## Instruction 1
In the Joe Elliott interview, which two songs on "HYSTERIA" does he say were supposed to be the album's big rockers?
## Instruction 2
Reproduce the part of the Joe Elliott interview that opens with the words containing "Well, we're missing" and closes with "design as well.".
## Instruction 3
Extend the Joe Elliott interview, beginning right after its final sentence.

## Given passage
There's only a problem with that if it's the ONLY thing you ever do and you don't put out any new records. Some nostalgia bands do that of course, but for us, this tour is the closest we got to that - and even then it doesn't feel like that because we have that knowledge in the back of our heads that we have a new album coming out next year.
JOE ELLIOTT - EXHAUSTIVE AND EXTENSIVE, PART 2
.
How is the new album coming along?
Well, we're missing a few vocals, a number of overdubs and unless we're going to decide to do another new song, pretty much everything is done. We're still working on the artwork, which is in its very early stages. The artist who's working on it did the initial setup and concept for the "YEAH!"-album as well, but it end up being done by someone else, and this time we're giving him the opportunity to actually create the design as well.
.
How is it to work on new material when the general consensus is that "HYSTERIA" is still your masterpiece?
Well, there's plenty of things on "HYSTERIA" that I would totally redo. "DON'T SHOOT SHOTGUN" and "RUN RIOT" spring to mind. Those were supposed to be the two big rockers on that album, but in hindsight didn't really work. And I wouldn't have put "LOVE AND AFFECTION" on the album, I would have saved it for what became "ADRENALIZE".
All in all, I think there's a couple of songs too many. Sure, in 1987 it was cute 'n cuddly and groundbreakingly new to do a 63-minute record and in fairness, it did give it a certain amount of publicity, but I think 45-50 minutes is long enough for anybody's attention span now. I don't think you have to do an hour just because a CD can take some 80 minutes. It might just be too much.

## Dataset excerpt
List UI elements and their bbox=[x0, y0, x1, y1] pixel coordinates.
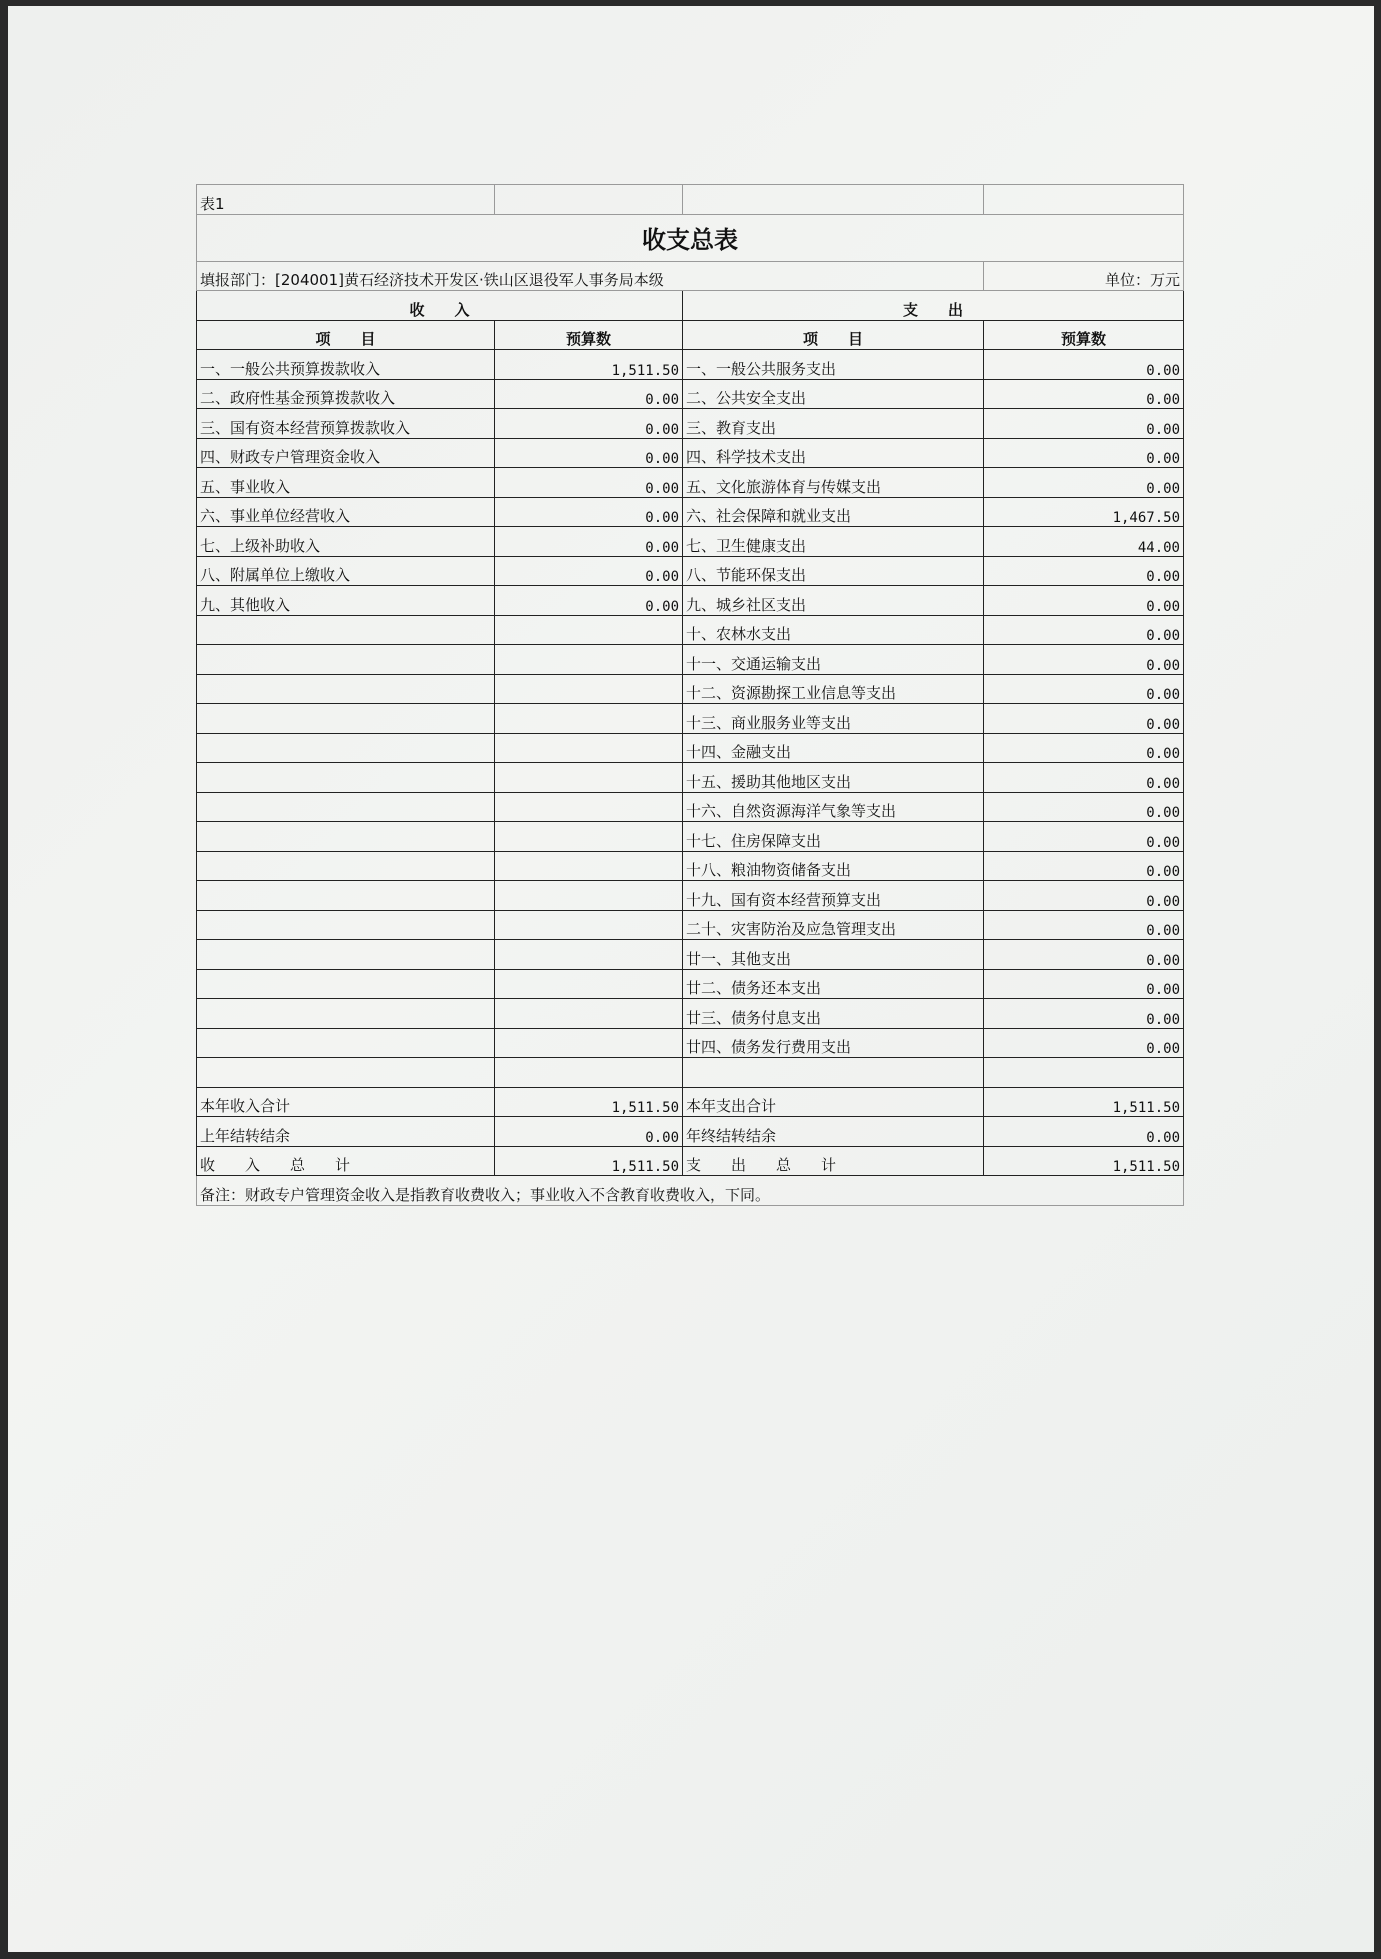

## Response 1
"DON'T SHOOT SHOTGUN" and "RUN RIOT".

## Response 2
Well, we're missing a few vocals, a number of overdubs and unless we're going to decide to do another new song, pretty much everything is done. We're still working on the artwork, which is in its very early stages. The artist who's working on it did the initial setup and concept for the "YEAH!"-album as well, but it end up being done by someone else, and this time we're giving him the opportunity to actually create the design as well.

## Response 3
.
So why release more material than what you want to give?
The pressure that is being put on bands by the record companies is immense. It's the same when different territories around the world ask for bonus tracks, or even full bonus discs. So after spending a year of creating (what you think is) ten pieces of art, they want another eight pieces of fodder, just so they can say "not available anywhere else in the world" or "exclusive track for such-and-such a shop", whatever. It's like what we did with "YEAH!".... Fourteen songs on the regular album, and how many bonus tracks did we do to use as leverage for the various shops? Eight? It's a bit of a compromise, totally!
.
Hence the bonus tracks for "YEAH!" being solo efforts?
Yeah, those bonus tracks were literally solo efforts, and anybody that came up with something, just came up with it, and nobody really commented on the others' songs.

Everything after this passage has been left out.